[Instruction]
Identify each line holding the string "Cumulative" and copy it.

[Figure contents as structured data]

* START *

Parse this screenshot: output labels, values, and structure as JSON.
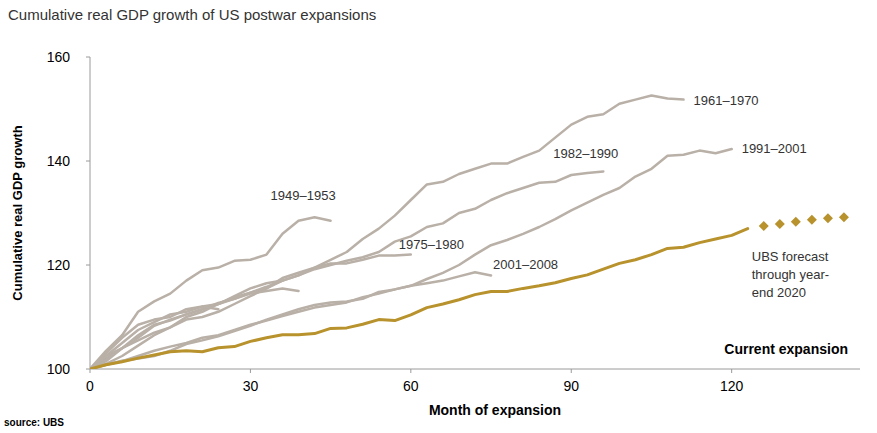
{
  "chart_data": {
    "type": "line",
    "title": "Cumulative real GDP growth of US postwar expansions",
    "x_label": "Month of expansion",
    "y_label": "Cumulative real GDP growth",
    "source": "source: UBS",
    "x": [
      0,
      3,
      6,
      9,
      12,
      15,
      18,
      21,
      24,
      27,
      30,
      33,
      36,
      39,
      42,
      45,
      48,
      51,
      54,
      57,
      60,
      63,
      66,
      69,
      72,
      75,
      78,
      81,
      84,
      87,
      90,
      93,
      96,
      99,
      102,
      105,
      108,
      111,
      114,
      117,
      120,
      123,
      126,
      129,
      132,
      135,
      138,
      141
    ],
    "xlim": [
      0,
      144
    ],
    "xticks": [
      0,
      30,
      60,
      90,
      120
    ],
    "ylim": [
      100,
      160
    ],
    "yticks": [
      100,
      120,
      140,
      160
    ],
    "grid": false,
    "series": [
      {
        "name": "1949–1953",
        "color": "#b9b0a7",
        "type": "line",
        "line_style": "solid",
        "values": [
          100,
          103.5,
          106.5,
          111,
          113,
          114.5,
          117,
          119,
          119.5,
          120.8,
          121,
          122,
          126,
          128.5,
          129.2,
          128.5,
          null,
          null,
          null,
          null,
          null,
          null,
          null,
          null,
          null,
          null,
          null,
          null,
          null,
          null,
          null,
          null,
          null,
          null,
          null,
          null,
          null,
          null,
          null,
          null,
          null,
          null,
          null,
          null,
          null,
          null,
          null,
          null
        ]
      },
      {
        "name": "1961–1970",
        "color": "#b9b0a7",
        "type": "line",
        "line_style": "solid",
        "values": [
          100,
          102,
          104,
          105.5,
          107,
          108,
          109.5,
          110,
          111,
          112.5,
          114,
          115.5,
          117,
          118,
          119.5,
          121,
          122.5,
          125,
          127,
          129.5,
          132.5,
          135.5,
          136,
          137.5,
          138.5,
          139.5,
          139.5,
          140.8,
          142,
          144.5,
          147,
          148.5,
          149,
          151,
          151.8,
          152.6,
          152,
          151.8,
          null,
          null,
          null,
          null,
          null,
          null,
          null,
          null,
          null,
          null
        ]
      },
      {
        "name": "1975–1980",
        "color": "#b9b0a7",
        "type": "line",
        "line_style": "solid",
        "values": [
          100,
          101.5,
          104,
          106.5,
          108.5,
          109.3,
          110.5,
          111.5,
          112.5,
          113.8,
          114.7,
          115.5,
          117.5,
          118.5,
          119.5,
          120.3,
          120.3,
          121,
          121.8,
          121.8,
          122,
          null,
          null,
          null,
          null,
          null,
          null,
          null,
          null,
          null,
          null,
          null,
          null,
          null,
          null,
          null,
          null,
          null,
          null,
          null,
          null,
          null,
          null,
          null,
          null,
          null,
          null,
          null
        ]
      },
      {
        "name": "1982–1990",
        "color": "#b9b0a7",
        "type": "line",
        "line_style": "solid",
        "values": [
          100,
          102.5,
          104,
          106,
          108.3,
          109.5,
          110.5,
          111.5,
          112.7,
          113.5,
          114.7,
          115.8,
          117,
          118,
          119.2,
          120,
          120.8,
          121.5,
          122.5,
          124.5,
          125.5,
          127.3,
          128,
          130,
          130.8,
          132.5,
          133.8,
          134.8,
          135.8,
          136,
          137.3,
          137.7,
          138,
          null,
          null,
          null,
          null,
          null,
          null,
          null,
          null,
          null,
          null,
          null,
          null,
          null,
          null,
          null
        ]
      },
      {
        "name": "1991–2001",
        "color": "#b9b0a7",
        "type": "line",
        "line_style": "solid",
        "values": [
          100,
          100.8,
          101.5,
          102.5,
          103.5,
          104.3,
          105,
          106,
          106.5,
          107.5,
          108.5,
          109.3,
          110.2,
          111,
          111.8,
          112.3,
          112.8,
          113.8,
          114.5,
          115.3,
          116,
          117.3,
          118.5,
          120,
          122,
          123.8,
          124.8,
          126,
          127.3,
          128.8,
          130.5,
          132,
          133.5,
          134.8,
          137,
          138.5,
          141,
          141.2,
          142,
          141.5,
          142.3,
          null,
          null,
          null,
          null,
          null,
          null,
          null
        ]
      },
      {
        "name": "2001–2008",
        "color": "#b9b0a7",
        "type": "line",
        "line_style": "solid",
        "values": [
          100,
          100.8,
          101.6,
          102,
          102.5,
          103.5,
          104.8,
          105.5,
          106.3,
          107.3,
          108.3,
          109.5,
          110.5,
          111.5,
          112.3,
          112.8,
          113,
          113.5,
          114.8,
          115.3,
          116,
          116.5,
          117,
          117.8,
          118.6,
          118,
          null,
          null,
          null,
          null,
          null,
          null,
          null,
          null,
          null,
          null,
          null,
          null,
          null,
          null,
          null,
          null,
          null,
          null,
          null,
          null,
          null,
          null
        ]
      },
      {
        "color": "#b9b0a7",
        "type": "line",
        "line_style": "solid",
        "values": [
          100,
          102.5,
          105,
          107.5,
          109,
          110.5,
          111,
          112,
          112.5,
          113.5,
          114.5,
          115,
          115.5,
          115,
          null,
          null,
          null,
          null,
          null,
          null,
          null,
          null,
          null,
          null,
          null,
          null,
          null,
          null,
          null,
          null,
          null,
          null,
          null,
          null,
          null,
          null,
          null,
          null,
          null,
          null,
          null,
          null,
          null,
          null,
          null,
          null,
          null,
          null
        ]
      },
      {
        "color": "#b9b0a7",
        "type": "line",
        "line_style": "solid",
        "values": [
          100,
          103,
          106,
          108.5,
          109.5,
          110,
          111.5,
          112,
          111.5,
          null,
          null,
          null,
          null,
          null,
          null,
          null,
          null,
          null,
          null,
          null,
          null,
          null,
          null,
          null,
          null,
          null,
          null,
          null,
          null,
          null,
          null,
          null,
          null,
          null,
          null,
          null,
          null,
          null,
          null,
          null,
          null,
          null,
          null,
          null,
          null,
          null,
          null,
          null
        ]
      },
      {
        "color": "#b9b0a7",
        "type": "line",
        "line_style": "solid",
        "values": [
          100,
          101,
          102.5,
          104.5,
          106.5,
          108,
          110,
          111,
          112.5,
          114,
          115.5,
          116.5,
          117,
          null,
          null,
          null,
          null,
          null,
          null,
          null,
          null,
          null,
          null,
          null,
          null,
          null,
          null,
          null,
          null,
          null,
          null,
          null,
          null,
          null,
          null,
          null,
          null,
          null,
          null,
          null,
          null,
          null,
          null,
          null,
          null,
          null,
          null,
          null
        ]
      },
      {
        "name": "Current expansion",
        "color": "#b8922c",
        "type": "line",
        "line_style": "solid",
        "values": [
          100,
          100.8,
          101.4,
          102.1,
          102.7,
          103.3,
          103.5,
          103.3,
          104.1,
          104.3,
          105.3,
          106,
          106.6,
          106.6,
          106.8,
          107.8,
          107.9,
          108.6,
          109.5,
          109.3,
          110.4,
          111.8,
          112.5,
          113.3,
          114.3,
          114.9,
          114.9,
          115.5,
          116,
          116.6,
          117.4,
          118.1,
          119.2,
          120.3,
          121,
          122,
          123.2,
          123.4,
          124.3,
          125,
          125.7,
          127,
          null,
          null,
          null,
          null,
          null,
          null
        ]
      },
      {
        "name": "UBS forecast through year-end 2020",
        "color": "#b8922c",
        "type": "scatter",
        "marker": "diamond",
        "values": [
          null,
          null,
          null,
          null,
          null,
          null,
          null,
          null,
          null,
          null,
          null,
          null,
          null,
          null,
          null,
          null,
          null,
          null,
          null,
          null,
          null,
          null,
          null,
          null,
          null,
          null,
          null,
          null,
          null,
          null,
          null,
          null,
          null,
          null,
          null,
          null,
          null,
          null,
          null,
          null,
          null,
          null,
          127.5,
          127.9,
          128.3,
          128.7,
          129,
          129.2
        ]
      }
    ]
  }
}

* END *

[Correct response]
    "title": "Cumulative real GDP growth of US postwar expansions",
    "y_label": "Cumulative real GDP growth",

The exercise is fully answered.